**WHAT YOU SHOULD DO**
Filter the data for lines with the word "desc", then copy every line so identified.

**DATA FOR THIS EXERCISE**
——

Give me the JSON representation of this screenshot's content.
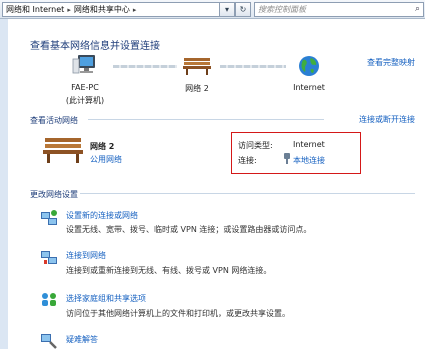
{
  "address_bar": {
    "crumbs": [
      "网络和 Internet",
      "网络和共享中心"
    ],
    "search_placeholder": "搜索控制面板"
  },
  "header": {
    "title": "查看基本网络信息并设置连接",
    "full_map_link": "查看完整映射"
  },
  "network_map": {
    "computer": {
      "name": "FAE-PC",
      "subtitle": "(此计算机)"
    },
    "network": {
      "name": "网络  2"
    },
    "internet": {
      "name": "Internet"
    }
  },
  "active_networks": {
    "heading": "查看活动网络",
    "connect_link": "连接或断开连接",
    "network": {
      "name": "网络  2",
      "category": "公用网络"
    },
    "access_type_label": "访问类型:",
    "access_type_value": "Internet",
    "connection_label": "连接:",
    "connection_value": "本地连接"
  },
  "change_settings": {
    "heading": "更改网络设置",
    "tasks": [
      {
        "title": "设置新的连接或网络",
        "desc": "设置无线、宽带、拨号、临时或 VPN 连接；或设置路由器或访问点。"
      },
      {
        "title": "连接到网络",
        "desc": "连接到或重新连接到无线、有线、拨号或 VPN 网络连接。"
      },
      {
        "title": "选择家庭组和共享选项",
        "desc": "访问位于其他网络计算机上的文件和打印机，或更改共享设置。"
      },
      {
        "title": "疑难解答",
        "desc": ""
      }
    ]
  }
}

——

**CORRECT ANSWER**
        "desc": "设置无线、宽带、拨号、临时或 VPN 连接；或设置路由器或访问点。"
        "desc": "连接到或重新连接到无线、有线、拨号或 VPN 网络连接。"
        "desc": "访问位于其他网络计算机上的文件和打印机，或更改共享设置。"
        "desc": ""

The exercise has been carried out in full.